Copy out each line below exactly as it appears.

Material
--- Start ---
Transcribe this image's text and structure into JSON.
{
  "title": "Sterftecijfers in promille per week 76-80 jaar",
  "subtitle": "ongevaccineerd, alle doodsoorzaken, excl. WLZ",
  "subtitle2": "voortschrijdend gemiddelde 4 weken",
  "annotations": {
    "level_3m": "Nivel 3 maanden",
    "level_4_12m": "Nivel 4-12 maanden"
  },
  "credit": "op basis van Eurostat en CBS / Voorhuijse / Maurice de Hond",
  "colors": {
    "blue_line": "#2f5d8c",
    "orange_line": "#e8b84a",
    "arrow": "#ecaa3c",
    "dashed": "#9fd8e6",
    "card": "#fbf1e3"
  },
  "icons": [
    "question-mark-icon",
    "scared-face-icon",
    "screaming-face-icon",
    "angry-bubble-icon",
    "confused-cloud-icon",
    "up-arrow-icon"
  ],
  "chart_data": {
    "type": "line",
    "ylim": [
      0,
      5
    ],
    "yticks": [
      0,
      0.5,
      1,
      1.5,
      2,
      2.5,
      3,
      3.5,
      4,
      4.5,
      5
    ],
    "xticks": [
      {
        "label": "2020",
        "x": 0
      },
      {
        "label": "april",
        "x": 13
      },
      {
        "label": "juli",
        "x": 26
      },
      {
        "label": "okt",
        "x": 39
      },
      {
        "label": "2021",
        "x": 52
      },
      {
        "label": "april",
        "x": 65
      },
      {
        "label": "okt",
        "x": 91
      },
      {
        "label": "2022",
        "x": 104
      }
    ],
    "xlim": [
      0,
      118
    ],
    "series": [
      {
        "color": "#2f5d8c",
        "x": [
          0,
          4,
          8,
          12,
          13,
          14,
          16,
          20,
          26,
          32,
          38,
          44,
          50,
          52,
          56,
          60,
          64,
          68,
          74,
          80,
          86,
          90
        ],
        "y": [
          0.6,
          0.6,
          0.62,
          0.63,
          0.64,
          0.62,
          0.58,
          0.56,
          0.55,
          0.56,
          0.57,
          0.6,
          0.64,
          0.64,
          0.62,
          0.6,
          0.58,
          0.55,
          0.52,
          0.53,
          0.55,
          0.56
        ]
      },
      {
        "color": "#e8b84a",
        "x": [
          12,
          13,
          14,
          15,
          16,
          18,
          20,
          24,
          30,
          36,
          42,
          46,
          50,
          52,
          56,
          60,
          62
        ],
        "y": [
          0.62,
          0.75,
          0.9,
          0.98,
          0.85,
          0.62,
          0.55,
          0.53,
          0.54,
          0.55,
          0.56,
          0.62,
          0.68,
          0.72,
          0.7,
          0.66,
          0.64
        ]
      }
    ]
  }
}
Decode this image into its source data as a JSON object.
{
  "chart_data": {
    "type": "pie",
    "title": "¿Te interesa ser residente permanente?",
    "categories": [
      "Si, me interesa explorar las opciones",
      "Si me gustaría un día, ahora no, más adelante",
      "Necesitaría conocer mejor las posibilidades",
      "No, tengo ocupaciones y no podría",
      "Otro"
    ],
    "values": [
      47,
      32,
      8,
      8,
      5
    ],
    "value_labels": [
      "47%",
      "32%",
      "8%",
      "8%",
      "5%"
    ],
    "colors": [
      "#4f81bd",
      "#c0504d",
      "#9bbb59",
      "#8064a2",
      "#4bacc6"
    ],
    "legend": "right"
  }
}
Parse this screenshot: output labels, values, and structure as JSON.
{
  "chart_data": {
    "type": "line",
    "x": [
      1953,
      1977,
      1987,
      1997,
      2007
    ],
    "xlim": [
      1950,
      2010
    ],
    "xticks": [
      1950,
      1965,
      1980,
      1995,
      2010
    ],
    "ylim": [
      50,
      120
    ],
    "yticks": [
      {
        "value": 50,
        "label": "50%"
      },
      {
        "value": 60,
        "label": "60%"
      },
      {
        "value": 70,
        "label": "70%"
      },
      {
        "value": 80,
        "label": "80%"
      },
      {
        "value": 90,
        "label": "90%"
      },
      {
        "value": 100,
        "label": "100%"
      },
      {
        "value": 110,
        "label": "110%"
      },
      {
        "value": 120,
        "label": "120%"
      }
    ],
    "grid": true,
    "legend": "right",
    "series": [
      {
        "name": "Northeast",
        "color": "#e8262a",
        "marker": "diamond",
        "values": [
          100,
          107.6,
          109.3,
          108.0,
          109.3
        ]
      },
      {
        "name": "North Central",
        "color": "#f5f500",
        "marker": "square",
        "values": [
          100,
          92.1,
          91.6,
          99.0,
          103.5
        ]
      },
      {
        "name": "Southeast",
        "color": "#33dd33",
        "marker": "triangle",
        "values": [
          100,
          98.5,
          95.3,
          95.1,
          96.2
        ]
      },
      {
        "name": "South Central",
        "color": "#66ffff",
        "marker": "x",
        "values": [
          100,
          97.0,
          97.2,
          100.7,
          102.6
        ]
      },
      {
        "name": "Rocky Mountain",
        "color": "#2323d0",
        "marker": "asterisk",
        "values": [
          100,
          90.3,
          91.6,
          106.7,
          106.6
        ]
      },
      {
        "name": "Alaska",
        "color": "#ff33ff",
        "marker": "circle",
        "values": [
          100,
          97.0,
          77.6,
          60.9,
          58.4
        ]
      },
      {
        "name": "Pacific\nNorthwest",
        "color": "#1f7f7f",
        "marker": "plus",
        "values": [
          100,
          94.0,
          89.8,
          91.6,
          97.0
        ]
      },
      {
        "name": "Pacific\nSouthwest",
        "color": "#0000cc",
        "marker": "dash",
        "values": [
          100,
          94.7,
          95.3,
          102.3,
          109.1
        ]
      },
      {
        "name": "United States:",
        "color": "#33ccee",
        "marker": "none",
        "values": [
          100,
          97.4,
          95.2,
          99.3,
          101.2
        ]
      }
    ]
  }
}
--- End ---
Correct result
Transcribe this image's text and structure into JSON.
{
  "title": "Sterftecijfers in promille per week 76-80 jaar",
  "subtitle": "ongevaccineerd, alle doodsoorzaken, excl. WLZ",
  "subtitle2": "voortschrijdend gemiddelde 4 weken",
  "annotations": {
    "level_3m": "Nivel 3 maanden",
    "level_4_12m": "Nivel 4-12 maanden"
  },
  "credit": "op basis van Eurostat en CBS / Voorhuijse / Maurice de Hond",
  "colors": {
    "blue_line": "#2f5d8c",
    "orange_line": "#e8b84a",
    "arrow": "#ecaa3c",
    "dashed": "#9fd8e6",
    "card": "#fbf1e3"
  },
  "icons": [
    "question-mark-icon",
    "scared-face-icon",
    "screaming-face-icon",
    "angry-bubble-icon",
    "confused-cloud-icon",
    "up-arrow-icon"
  ],
  "chart_data": {
    "type": "line",
    "ylim": [
      0,
      5
    ],
    "yticks": [
      0,
      0.5,
      1,
      1.5,
      2,
      2.5,
      3,
      3.5,
      4,
      4.5,
      5
    ],
    "xticks": [
      {
        "label": "2020",
        "x": 0
      },
      {
        "label": "april",
        "x": 13
      },
      {
        "label": "juli",
        "x": 26
      },
      {
        "label": "okt",
        "x": 39
      },
      {
        "label": "2021",
        "x": 52
      },
      {
        "label": "april",
        "x": 65
      },
      {
        "label": "okt",
        "x": 91
      },
      {
        "label": "2022",
        "x": 104
      }
    ],
    "xlim": [
      0,
      118
    ],
    "series": [
      {
        "color": "#2f5d8c",
        "x": [
          0,
          4,
          8,
          12,
          13,
          14,
          16,
          20,
          26,
          32,
          38,
          44,
          50,
          52,
          56,
          60,
          64,
          68,
          74,
          80,
          86,
          90
        ],
        "y": [
          0.6,
          0.6,
          0.62,
          0.63,
          0.64,
          0.62,
          0.58,
          0.56,
          0.55,
          0.56,
          0.57,
          0.6,
          0.64,
          0.64,
          0.62,
          0.6,
          0.58,
          0.55,
          0.52,
          0.53,
          0.55,
          0.56
        ]
      },
      {
        "color": "#e8b84a",
        "x": [
          12,
          13,
          14,
          15,
          16,
          18,
          20,
          24,
          30,
          36,
          42,
          46,
          50,
          52,
          56,
          60,
          62
        ],
        "y": [
          0.62,
          0.75,
          0.9,
          0.98,
          0.85,
          0.62,
          0.55,
          0.53,
          0.54,
          0.55,
          0.56,
          0.62,
          0.68,
          0.72,
          0.7,
          0.66,
          0.64
        ]
      }
    ]
  }
}
Decode this image into its source data as a JSON object.
{
  "chart_data": {
    "type": "pie",
    "title": "¿Te interesa ser residente permanente?",
    "categories": [
      "Si, me interesa explorar las opciones",
      "Si me gustaría un día, ahora no, más adelante",
      "Necesitaría conocer mejor las posibilidades",
      "No, tengo ocupaciones y no podría",
      "Otro"
    ],
    "values": [
      47,
      32,
      8,
      8,
      5
    ],
    "value_labels": [
      "47%",
      "32%",
      "8%",
      "8%",
      "5%"
    ],
    "colors": [
      "#4f81bd",
      "#c0504d",
      "#9bbb59",
      "#8064a2",
      "#4bacc6"
    ],
    "legend": "right"
  }
}
Parse this screenshot: output labels, values, and structure as JSON.
{
  "chart_data": {
    "type": "line",
    "x": [
      1953,
      1977,
      1987,
      1997,
      2007
    ],
    "xlim": [
      1950,
      2010
    ],
    "xticks": [
      1950,
      1965,
      1980,
      1995,
      2010
    ],
    "ylim": [
      50,
      120
    ],
    "yticks": [
      {
        "value": 50,
        "label": "50%"
      },
      {
        "value": 60,
        "label": "60%"
      },
      {
        "value": 70,
        "label": "70%"
      },
      {
        "value": 80,
        "label": "80%"
      },
      {
        "value": 90,
        "label": "90%"
      },
      {
        "value": 100,
        "label": "100%"
      },
      {
        "value": 110,
        "label": "110%"
      },
      {
        "value": 120,
        "label": "120%"
      }
    ],
    "grid": true,
    "legend": "right",
    "series": [
      {
        "name": "Northeast",
        "color": "#e8262a",
        "marker": "diamond",
        "values": [
          100,
          107.6,
          109.3,
          108.0,
          109.3
        ]
      },
      {
        "name": "North Central",
        "color": "#f5f500",
        "marker": "square",
        "values": [
          100,
          92.1,
          91.6,
          99.0,
          103.5
        ]
      },
      {
        "name": "Southeast",
        "color": "#33dd33",
        "marker": "triangle",
        "values": [
          100,
          98.5,
          95.3,
          95.1,
          96.2
        ]
      },
      {
        "name": "South Central",
        "color": "#66ffff",
        "marker": "x",
        "values": [
          100,
          97.0,
          97.2,
          100.7,
          102.6
        ]
      },
      {
        "name": "Rocky Mountain",
        "color": "#2323d0",
        "marker": "asterisk",
        "values": [
          100,
          90.3,
          91.6,
          106.7,
          106.6
        ]
      },
      {
        "name": "Alaska",
        "color": "#ff33ff",
        "marker": "circle",
        "values": [
          100,
          97.0,
          77.6,
          60.9,
          58.4
        ]
      },
      {
        "name": "Pacific\nNorthwest",
        "color": "#1f7f7f",
        "marker": "plus",
        "values": [
          100,
          94.0,
          89.8,
          91.6,
          97.0
        ]
      },
      {
        "name": "Pacific\nSouthwest",
        "color": "#0000cc",
        "marker": "dash",
        "values": [
          100,
          94.7,
          95.3,
          102.3,
          109.1
        ]
      },
      {
        "name": "United States:",
        "color": "#33ccee",
        "marker": "none",
        "values": [
          100,
          97.4,
          95.2,
          99.3,
          101.2
        ]
      }
    ]
  }
}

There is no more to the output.